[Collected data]
▬▬▬▬▬▬

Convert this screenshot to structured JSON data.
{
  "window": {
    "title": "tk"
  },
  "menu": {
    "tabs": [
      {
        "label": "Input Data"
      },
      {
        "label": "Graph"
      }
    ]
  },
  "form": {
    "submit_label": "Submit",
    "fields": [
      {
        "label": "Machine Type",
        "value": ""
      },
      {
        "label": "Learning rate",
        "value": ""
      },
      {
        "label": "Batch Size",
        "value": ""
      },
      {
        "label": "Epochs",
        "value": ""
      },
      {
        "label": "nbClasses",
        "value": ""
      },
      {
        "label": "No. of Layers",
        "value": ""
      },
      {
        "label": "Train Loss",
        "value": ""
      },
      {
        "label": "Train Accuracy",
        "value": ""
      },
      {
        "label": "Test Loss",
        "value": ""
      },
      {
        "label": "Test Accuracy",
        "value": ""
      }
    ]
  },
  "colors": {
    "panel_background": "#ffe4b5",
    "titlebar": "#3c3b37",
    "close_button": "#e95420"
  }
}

▬▬▬▬▬▬

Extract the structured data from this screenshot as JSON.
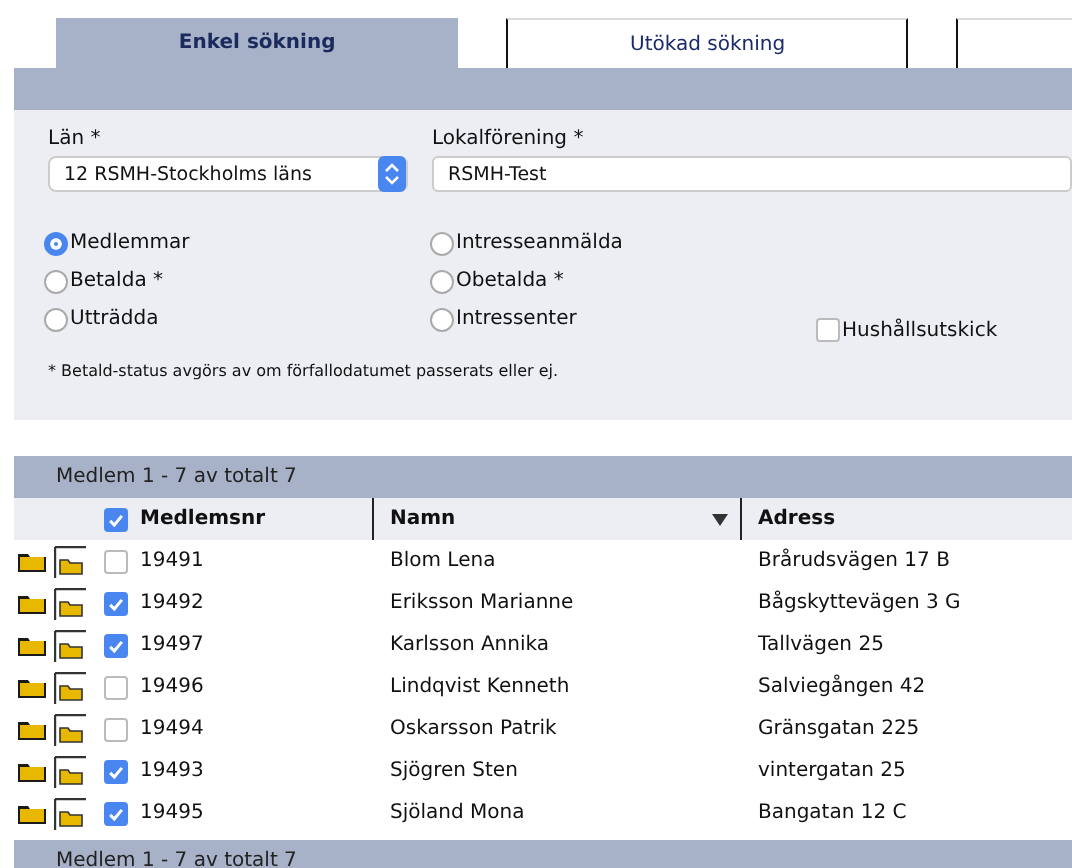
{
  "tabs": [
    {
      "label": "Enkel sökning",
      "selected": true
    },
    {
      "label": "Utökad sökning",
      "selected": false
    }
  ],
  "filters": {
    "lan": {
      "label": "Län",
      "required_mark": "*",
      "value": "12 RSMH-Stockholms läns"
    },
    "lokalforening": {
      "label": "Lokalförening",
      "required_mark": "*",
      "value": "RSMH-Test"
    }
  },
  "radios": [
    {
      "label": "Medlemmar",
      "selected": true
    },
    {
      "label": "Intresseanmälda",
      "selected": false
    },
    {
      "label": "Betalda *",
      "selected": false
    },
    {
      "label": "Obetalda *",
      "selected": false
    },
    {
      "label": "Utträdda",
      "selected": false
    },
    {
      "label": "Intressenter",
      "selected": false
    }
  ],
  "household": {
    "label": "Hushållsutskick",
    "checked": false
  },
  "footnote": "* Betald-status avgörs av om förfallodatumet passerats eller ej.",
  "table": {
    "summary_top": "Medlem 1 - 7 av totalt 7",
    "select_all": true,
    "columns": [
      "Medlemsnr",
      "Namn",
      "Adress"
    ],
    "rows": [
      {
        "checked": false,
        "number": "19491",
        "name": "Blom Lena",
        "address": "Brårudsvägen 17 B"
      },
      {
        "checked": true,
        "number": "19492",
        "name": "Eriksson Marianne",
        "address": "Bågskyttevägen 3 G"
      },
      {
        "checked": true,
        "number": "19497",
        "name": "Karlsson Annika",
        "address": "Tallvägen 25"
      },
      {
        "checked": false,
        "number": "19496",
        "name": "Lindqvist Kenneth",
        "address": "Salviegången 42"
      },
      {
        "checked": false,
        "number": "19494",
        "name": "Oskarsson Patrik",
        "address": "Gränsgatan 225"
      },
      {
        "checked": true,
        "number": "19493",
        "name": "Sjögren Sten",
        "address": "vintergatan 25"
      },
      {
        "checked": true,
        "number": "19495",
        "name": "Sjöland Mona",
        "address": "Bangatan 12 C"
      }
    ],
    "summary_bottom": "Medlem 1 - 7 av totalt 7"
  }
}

▬▬▬▬▬▬

> WHAT THE TASK ASKS:
Extract from the material all lines containing the string "RSMH".

> RESULT:
      "value": "12 RSMH-Stockholms läns"
      "value": "RSMH-Test"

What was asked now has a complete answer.